_Given problem_:
Pick up the forum thread on the barrel stove kit where it stops and extend it.

_Excerpt provided_:
------------------------------------------------------------

I bought a barrel stove kit a few weeks ago at NT. It said Vogelzang on the box, but the kit says barrel stove on the door. I know its not the same quality as my buddies volgzang stove. Even tho its in a Vogelzang box, it looks like a US Stove http://www.alpinehomeair.com/viewpr...from=froogle&gclid=CMPguLKv-cICFVIV7AodoRQAiQ. Kind of pissed me off considering I bought it about 350 miles from home and it was just to far to take it back. With that said, if you are going to buy a barrel stove kit, make sure the door says Vogelzang on the door and Not Barrel Stove. Even with the difference in quality, (thinner cast iron), I put the kit together and it will run you out of the shop. I dont follow instructions to well. I placed the door as high as I could and covered the small barrel bung. I removed the 2in barrel bung and installed a 2in nipple. To cover the nipple, I just cut out a round piece of metal, welded a nut to the nipple on top and ran a bolt thru it to the round piece of metal. I just push or pull the round flap for draft control. I can fill the stove with wood, close off the damper and draft, and have fire 12hrs later.


----------



## Gypo Logger (Jan 3, 2015)

muddstopper said:


> I bought a barrel stove kit a few weeks ago at NT. It said Vogelzang on the box, but the kit says barrel stove on the door. I know its not the same quality as my buddies volgzang stove. Even tho its in a Vogelzang box, it looks like a US Stove http://www.alpinehomeair.com/viewpr...from=froogle&gclid=CMPguLKv-cICFVIV7AodoRQAiQ. Kind of pissed me off considering I bought it about 350 miles from home and it was just to far to take it back. With that said, if you are going to buy a barrel stove kit, make sure the door says Vogelzang on the door and Not Barrel Stove. Even with the difference in quality, (thinner cast iron), I put the kit together and it will run you out of the shop. I dont follow instructions to well. I placed the door as high as I could and covered the small barrel bung. I removed the 2in barrel bung and installed a 2in nipple. To cover the nipple, I just cut out a round piece of metal, welded a nut to the nipple on top and ran a bolt thru it to the round piece of metal. I just push or pull the round flap for draft control. I can fill the stove with wood, close off the damper and draft, and have fire 12hrs later.

------------------------------------------------------------

_Recorded data_:
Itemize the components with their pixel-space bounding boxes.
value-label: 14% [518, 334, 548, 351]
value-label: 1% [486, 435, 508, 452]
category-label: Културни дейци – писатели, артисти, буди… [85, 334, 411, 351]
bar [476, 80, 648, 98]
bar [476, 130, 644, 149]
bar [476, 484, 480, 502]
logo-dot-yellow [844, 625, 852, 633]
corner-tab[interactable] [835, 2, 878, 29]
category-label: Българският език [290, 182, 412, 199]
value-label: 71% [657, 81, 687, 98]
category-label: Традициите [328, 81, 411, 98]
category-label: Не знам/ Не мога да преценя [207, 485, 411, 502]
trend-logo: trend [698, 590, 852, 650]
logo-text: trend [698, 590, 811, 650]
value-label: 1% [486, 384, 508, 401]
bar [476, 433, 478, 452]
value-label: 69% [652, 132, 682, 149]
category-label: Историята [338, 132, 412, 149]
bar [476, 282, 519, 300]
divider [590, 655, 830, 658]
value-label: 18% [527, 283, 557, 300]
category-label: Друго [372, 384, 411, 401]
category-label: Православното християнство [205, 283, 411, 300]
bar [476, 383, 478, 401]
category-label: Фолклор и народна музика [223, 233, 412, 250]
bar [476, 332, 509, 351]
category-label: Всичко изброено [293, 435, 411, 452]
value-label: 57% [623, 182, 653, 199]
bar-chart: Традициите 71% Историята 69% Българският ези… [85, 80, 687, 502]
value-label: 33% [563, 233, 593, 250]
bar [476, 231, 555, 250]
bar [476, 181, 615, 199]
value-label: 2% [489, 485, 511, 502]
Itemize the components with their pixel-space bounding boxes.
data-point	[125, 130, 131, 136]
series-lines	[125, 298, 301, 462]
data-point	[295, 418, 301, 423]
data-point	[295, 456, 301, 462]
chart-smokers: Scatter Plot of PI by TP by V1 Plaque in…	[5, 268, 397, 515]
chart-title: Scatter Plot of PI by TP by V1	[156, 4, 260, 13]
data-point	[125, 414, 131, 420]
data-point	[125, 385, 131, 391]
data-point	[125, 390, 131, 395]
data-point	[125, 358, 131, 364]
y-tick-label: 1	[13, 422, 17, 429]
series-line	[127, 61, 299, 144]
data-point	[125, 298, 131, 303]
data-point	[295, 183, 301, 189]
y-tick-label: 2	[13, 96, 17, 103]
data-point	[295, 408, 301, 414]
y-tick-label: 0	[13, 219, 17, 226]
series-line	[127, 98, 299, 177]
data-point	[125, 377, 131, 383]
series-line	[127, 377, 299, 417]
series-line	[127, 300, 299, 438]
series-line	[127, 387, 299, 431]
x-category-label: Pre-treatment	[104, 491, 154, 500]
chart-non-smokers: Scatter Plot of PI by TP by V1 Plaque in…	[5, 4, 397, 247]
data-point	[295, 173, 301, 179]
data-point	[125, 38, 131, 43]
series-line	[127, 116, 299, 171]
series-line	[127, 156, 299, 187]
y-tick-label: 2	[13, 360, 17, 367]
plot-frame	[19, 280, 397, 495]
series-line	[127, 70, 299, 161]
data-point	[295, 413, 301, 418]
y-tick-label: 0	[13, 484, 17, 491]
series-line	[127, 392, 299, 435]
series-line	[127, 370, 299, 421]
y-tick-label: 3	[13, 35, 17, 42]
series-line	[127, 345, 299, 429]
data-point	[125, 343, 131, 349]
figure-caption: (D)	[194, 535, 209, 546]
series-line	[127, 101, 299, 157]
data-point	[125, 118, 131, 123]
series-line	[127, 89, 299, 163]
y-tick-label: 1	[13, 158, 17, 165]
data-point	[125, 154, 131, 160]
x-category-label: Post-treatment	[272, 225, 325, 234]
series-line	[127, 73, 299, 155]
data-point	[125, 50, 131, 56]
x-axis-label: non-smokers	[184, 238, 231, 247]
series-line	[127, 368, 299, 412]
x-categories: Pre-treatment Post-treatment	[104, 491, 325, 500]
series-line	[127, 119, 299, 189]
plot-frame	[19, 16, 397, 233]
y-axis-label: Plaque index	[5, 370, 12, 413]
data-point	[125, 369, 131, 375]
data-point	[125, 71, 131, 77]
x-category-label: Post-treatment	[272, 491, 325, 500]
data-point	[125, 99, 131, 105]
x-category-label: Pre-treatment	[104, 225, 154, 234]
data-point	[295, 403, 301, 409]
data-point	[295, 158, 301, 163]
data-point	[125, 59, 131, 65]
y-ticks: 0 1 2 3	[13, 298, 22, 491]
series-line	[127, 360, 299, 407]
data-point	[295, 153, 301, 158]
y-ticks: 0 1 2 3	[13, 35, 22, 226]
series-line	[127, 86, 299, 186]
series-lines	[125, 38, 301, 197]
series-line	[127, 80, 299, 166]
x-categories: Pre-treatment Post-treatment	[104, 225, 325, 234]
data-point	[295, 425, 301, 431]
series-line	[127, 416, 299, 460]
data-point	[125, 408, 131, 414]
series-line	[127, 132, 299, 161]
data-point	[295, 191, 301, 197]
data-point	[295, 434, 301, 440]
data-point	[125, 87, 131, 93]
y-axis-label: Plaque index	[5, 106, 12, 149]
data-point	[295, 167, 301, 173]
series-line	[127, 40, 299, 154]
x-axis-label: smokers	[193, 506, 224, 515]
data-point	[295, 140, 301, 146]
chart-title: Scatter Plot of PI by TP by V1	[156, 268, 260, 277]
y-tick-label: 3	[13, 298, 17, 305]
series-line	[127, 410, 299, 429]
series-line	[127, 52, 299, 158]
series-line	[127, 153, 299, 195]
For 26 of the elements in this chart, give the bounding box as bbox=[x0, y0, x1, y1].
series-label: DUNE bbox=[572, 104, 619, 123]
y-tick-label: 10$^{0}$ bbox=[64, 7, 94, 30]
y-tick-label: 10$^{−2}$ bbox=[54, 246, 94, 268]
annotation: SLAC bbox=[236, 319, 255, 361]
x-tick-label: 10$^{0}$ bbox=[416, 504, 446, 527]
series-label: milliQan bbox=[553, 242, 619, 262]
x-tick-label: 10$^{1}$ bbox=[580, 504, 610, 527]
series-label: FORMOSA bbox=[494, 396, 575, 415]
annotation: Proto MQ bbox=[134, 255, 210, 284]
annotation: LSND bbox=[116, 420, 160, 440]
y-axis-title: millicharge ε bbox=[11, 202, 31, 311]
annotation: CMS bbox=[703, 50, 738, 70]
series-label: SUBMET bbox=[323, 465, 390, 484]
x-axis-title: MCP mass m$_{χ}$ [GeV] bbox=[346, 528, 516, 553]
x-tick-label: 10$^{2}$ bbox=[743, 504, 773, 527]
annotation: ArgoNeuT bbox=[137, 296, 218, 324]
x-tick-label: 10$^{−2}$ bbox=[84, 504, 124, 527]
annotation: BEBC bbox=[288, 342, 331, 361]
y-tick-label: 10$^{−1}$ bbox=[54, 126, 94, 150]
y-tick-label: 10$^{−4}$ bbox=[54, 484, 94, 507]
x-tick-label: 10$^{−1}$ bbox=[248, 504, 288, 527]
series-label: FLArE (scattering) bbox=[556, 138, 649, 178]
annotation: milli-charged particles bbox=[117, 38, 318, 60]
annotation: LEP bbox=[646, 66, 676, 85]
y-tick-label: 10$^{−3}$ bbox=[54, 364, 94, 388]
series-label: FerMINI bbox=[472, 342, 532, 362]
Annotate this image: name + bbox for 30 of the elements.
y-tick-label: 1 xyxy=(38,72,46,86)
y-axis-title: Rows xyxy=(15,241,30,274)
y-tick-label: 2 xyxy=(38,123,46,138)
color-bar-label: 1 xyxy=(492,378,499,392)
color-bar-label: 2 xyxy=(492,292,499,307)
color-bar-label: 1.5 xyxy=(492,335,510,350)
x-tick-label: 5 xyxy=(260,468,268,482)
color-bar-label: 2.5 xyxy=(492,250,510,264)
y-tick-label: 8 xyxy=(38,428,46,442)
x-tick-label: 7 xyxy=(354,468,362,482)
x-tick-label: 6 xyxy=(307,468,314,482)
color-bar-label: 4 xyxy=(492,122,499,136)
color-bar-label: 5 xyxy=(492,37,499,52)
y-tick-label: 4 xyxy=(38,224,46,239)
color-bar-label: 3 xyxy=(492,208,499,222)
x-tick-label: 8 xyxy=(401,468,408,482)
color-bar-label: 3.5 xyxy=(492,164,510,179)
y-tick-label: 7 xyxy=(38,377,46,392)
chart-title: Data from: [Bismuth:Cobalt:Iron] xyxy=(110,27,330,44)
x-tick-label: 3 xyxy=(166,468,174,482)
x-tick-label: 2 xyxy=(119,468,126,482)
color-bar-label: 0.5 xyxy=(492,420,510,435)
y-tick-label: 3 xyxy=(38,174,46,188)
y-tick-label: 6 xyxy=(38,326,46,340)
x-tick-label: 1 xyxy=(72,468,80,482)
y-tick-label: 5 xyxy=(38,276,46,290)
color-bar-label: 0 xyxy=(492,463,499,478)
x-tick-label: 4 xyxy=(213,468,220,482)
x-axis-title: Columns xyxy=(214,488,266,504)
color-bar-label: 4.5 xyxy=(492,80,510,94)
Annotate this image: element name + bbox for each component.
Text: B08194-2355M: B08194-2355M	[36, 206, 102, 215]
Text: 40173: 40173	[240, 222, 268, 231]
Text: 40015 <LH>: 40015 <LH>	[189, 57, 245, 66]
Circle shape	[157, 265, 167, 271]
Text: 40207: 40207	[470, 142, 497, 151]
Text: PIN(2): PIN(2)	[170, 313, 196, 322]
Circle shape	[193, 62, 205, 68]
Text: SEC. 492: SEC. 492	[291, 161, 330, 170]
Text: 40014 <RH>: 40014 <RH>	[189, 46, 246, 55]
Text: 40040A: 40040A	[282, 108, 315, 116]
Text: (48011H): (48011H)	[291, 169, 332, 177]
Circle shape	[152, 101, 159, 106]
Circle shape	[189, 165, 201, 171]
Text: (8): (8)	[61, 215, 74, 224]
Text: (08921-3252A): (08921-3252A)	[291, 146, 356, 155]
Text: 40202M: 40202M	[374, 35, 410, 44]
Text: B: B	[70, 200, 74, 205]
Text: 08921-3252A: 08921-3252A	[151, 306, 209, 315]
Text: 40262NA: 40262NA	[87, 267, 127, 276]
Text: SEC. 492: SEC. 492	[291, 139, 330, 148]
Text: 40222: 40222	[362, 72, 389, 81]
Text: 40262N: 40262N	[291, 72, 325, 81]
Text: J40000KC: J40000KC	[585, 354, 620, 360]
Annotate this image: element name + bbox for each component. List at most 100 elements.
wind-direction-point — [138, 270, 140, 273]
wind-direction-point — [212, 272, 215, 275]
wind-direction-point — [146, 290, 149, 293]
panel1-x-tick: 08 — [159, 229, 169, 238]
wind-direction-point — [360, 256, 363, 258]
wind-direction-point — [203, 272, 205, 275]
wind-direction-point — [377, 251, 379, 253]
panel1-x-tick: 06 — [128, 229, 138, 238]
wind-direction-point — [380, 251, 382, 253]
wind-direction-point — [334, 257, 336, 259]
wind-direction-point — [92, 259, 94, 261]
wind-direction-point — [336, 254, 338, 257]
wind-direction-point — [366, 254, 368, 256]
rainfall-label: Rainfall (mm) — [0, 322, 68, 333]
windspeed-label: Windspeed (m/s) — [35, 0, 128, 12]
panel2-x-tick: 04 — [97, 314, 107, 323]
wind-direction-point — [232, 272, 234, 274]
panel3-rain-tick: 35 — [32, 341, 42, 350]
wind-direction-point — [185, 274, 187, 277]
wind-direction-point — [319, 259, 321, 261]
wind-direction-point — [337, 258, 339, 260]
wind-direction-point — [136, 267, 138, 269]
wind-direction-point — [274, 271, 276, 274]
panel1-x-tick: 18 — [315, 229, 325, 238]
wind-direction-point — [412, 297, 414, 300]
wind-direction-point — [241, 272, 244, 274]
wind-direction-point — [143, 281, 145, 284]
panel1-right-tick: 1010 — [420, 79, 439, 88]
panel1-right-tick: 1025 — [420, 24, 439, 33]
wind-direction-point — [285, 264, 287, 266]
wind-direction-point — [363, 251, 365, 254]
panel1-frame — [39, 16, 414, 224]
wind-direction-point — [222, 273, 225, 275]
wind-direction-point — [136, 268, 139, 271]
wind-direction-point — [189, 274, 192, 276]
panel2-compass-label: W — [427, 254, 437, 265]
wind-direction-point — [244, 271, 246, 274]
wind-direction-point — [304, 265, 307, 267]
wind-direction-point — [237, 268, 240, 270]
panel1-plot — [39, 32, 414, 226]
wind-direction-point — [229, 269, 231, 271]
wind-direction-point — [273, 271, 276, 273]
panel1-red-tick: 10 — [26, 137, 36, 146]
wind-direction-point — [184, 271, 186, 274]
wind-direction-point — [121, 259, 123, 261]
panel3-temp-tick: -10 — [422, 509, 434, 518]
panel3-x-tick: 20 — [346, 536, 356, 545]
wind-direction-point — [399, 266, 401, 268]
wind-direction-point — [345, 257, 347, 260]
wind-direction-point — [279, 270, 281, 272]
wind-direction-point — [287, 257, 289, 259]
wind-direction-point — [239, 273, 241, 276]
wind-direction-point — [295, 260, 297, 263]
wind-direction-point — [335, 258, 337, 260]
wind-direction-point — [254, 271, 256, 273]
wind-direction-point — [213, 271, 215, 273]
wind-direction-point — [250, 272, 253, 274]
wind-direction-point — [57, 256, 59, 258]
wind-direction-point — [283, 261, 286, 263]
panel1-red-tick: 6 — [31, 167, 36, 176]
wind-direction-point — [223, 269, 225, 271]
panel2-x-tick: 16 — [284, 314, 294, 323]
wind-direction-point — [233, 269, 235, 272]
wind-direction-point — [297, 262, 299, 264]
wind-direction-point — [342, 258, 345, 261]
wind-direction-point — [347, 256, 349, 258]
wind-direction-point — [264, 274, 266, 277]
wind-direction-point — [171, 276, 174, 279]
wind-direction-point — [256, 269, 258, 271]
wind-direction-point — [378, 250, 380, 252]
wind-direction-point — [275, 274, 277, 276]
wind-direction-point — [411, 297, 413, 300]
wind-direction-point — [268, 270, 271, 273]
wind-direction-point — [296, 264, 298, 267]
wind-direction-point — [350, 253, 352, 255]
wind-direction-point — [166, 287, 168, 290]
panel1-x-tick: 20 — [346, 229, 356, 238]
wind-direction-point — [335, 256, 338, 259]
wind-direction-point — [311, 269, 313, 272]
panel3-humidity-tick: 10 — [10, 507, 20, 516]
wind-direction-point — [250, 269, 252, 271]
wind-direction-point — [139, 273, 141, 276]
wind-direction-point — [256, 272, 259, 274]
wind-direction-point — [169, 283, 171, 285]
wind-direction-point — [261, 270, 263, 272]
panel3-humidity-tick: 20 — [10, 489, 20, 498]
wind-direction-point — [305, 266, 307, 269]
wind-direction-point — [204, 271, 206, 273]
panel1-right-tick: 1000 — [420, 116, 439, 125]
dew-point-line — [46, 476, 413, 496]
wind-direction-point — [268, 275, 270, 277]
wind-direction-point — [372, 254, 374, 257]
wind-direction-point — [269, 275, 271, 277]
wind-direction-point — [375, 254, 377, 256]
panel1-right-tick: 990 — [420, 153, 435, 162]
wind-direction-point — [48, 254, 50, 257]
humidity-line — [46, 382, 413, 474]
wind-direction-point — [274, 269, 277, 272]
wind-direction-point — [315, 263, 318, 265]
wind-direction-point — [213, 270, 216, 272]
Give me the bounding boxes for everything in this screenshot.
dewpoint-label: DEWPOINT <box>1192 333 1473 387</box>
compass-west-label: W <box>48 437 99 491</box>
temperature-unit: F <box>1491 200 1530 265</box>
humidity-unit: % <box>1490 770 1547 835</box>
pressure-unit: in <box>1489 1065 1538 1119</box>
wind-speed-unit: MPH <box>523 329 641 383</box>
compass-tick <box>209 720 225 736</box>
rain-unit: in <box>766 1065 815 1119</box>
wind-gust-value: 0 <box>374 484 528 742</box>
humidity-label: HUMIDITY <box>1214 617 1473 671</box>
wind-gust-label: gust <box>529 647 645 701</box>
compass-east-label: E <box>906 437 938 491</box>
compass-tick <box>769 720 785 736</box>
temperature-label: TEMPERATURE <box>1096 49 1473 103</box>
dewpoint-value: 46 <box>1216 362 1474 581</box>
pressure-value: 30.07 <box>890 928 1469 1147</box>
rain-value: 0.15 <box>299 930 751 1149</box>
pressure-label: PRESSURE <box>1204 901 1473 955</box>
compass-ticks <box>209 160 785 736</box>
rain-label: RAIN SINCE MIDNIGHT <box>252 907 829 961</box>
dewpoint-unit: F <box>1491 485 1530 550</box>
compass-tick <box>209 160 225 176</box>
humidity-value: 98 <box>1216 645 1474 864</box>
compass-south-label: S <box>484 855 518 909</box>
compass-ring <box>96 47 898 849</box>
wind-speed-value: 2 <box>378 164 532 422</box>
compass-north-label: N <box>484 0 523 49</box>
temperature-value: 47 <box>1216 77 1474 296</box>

------------------------------------------------------------

_Task result_:
Is this one similar? Looks like good quality.


----------



## Gypo Logger (Jan 3, 2015)

The cat's got the right idea!


----------



## bluesportster02 (Jan 3, 2015)

Gypo Logger said:


> Is this one similar? Looks like good quality.View attachment 391781


this one is an air tight it has rope seals on both doors


----------



## muddstopper (Jan 3, 2015)

yea, thats what I thought I was getting. Should have opened the box before I left the store. What I got also says China on it. The box definately said Voglezan,


----------



## Philbert (Jan 3, 2015)

Gypo Logger said:


> The cat's got the right idea!



Is that cat named '_Sam McGee_'?

Philbert


----------



## Gypo Logger (Jan 3, 2015)

Hot Russian stove.


----------



## Gypo Logger (Jan 3, 2015)

Philbert said:


> Is that cat named '_Sam McGee_'?
> 
> Philbert


Lol, that's what I was thinking too.


----------



## sledge&wedge (Jan 14, 2016)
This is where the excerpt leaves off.